[Entries with figure data]

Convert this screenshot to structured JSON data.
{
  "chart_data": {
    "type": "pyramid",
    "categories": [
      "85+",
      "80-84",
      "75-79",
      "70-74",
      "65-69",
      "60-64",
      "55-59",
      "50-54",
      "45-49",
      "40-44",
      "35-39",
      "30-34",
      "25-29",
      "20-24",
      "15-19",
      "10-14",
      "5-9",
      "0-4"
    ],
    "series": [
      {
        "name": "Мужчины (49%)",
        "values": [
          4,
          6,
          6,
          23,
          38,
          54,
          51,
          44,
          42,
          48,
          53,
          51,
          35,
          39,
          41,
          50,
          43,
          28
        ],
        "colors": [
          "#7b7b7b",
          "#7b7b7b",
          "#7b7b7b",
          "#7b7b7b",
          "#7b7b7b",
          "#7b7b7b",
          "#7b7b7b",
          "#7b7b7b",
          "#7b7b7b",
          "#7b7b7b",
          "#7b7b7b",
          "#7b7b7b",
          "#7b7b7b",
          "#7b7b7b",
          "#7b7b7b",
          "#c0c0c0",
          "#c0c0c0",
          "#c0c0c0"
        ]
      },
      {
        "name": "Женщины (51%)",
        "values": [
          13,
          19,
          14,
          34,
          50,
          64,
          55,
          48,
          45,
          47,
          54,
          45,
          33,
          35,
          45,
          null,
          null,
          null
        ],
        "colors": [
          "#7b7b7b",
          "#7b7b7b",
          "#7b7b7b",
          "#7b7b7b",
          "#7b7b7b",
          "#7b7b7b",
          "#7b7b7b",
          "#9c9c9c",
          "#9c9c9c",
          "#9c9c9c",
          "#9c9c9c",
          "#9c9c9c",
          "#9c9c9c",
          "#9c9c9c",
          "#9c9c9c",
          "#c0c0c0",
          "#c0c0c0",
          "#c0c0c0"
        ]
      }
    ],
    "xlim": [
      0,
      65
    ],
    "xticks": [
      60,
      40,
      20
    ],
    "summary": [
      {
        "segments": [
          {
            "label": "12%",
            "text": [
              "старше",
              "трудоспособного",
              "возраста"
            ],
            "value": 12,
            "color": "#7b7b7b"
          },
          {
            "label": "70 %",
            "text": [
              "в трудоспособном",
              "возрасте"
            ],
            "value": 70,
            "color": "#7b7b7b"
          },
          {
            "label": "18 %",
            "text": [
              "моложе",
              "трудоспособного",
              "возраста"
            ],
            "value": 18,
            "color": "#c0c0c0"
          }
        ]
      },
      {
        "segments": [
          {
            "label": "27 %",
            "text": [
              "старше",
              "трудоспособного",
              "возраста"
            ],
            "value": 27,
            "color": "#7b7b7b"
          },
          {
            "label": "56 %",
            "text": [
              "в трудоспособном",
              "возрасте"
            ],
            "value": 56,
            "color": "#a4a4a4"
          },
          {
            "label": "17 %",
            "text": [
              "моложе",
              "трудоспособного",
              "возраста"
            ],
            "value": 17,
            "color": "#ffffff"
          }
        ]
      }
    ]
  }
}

• [Short task]
Set down all of the records shown above once more, exactly.

• [Solution to this task]
Convert this screenshot to structured JSON data.
{
  "chart_data": {
    "type": "pyramid",
    "categories": [
      "85+",
      "80-84",
      "75-79",
      "70-74",
      "65-69",
      "60-64",
      "55-59",
      "50-54",
      "45-49",
      "40-44",
      "35-39",
      "30-34",
      "25-29",
      "20-24",
      "15-19",
      "10-14",
      "5-9",
      "0-4"
    ],
    "series": [
      {
        "name": "Мужчины (49%)",
        "values": [
          4,
          6,
          6,
          23,
          38,
          54,
          51,
          44,
          42,
          48,
          53,
          51,
          35,
          39,
          41,
          50,
          43,
          28
        ],
        "colors": [
          "#7b7b7b",
          "#7b7b7b",
          "#7b7b7b",
          "#7b7b7b",
          "#7b7b7b",
          "#7b7b7b",
          "#7b7b7b",
          "#7b7b7b",
          "#7b7b7b",
          "#7b7b7b",
          "#7b7b7b",
          "#7b7b7b",
          "#7b7b7b",
          "#7b7b7b",
          "#7b7b7b",
          "#c0c0c0",
          "#c0c0c0",
          "#c0c0c0"
        ]
      },
      {
        "name": "Женщины (51%)",
        "values": [
          13,
          19,
          14,
          34,
          50,
          64,
          55,
          48,
          45,
          47,
          54,
          45,
          33,
          35,
          45,
          null,
          null,
          null
        ],
        "colors": [
          "#7b7b7b",
          "#7b7b7b",
          "#7b7b7b",
          "#7b7b7b",
          "#7b7b7b",
          "#7b7b7b",
          "#7b7b7b",
          "#9c9c9c",
          "#9c9c9c",
          "#9c9c9c",
          "#9c9c9c",
          "#9c9c9c",
          "#9c9c9c",
          "#9c9c9c",
          "#9c9c9c",
          "#c0c0c0",
          "#c0c0c0",
          "#c0c0c0"
        ]
      }
    ],
    "xlim": [
      0,
      65
    ],
    "xticks": [
      60,
      40,
      20
    ],
    "summary": [
      {
        "segments": [
          {
            "label": "12%",
            "text": [
              "старше",
              "трудоспособного",
              "возраста"
            ],
            "value": 12,
            "color": "#7b7b7b"
          },
          {
            "label": "70 %",
            "text": [
              "в трудоспособном",
              "возрасте"
            ],
            "value": 70,
            "color": "#7b7b7b"
          },
          {
            "label": "18 %",
            "text": [
              "моложе",
              "трудоспособного",
              "возраста"
            ],
            "value": 18,
            "color": "#c0c0c0"
          }
        ]
      },
      {
        "segments": [
          {
            "label": "27 %",
            "text": [
              "старше",
              "трудоспособного",
              "возраста"
            ],
            "value": 27,
            "color": "#7b7b7b"
          },
          {
            "label": "56 %",
            "text": [
              "в трудоспособном",
              "возрасте"
            ],
            "value": 56,
            "color": "#a4a4a4"
          },
          {
            "label": "17 %",
            "text": [
              "моложе",
              "трудоспособного",
              "возраста"
            ],
            "value": 17,
            "color": "#ffffff"
          }
        ]
      }
    ]
  }
}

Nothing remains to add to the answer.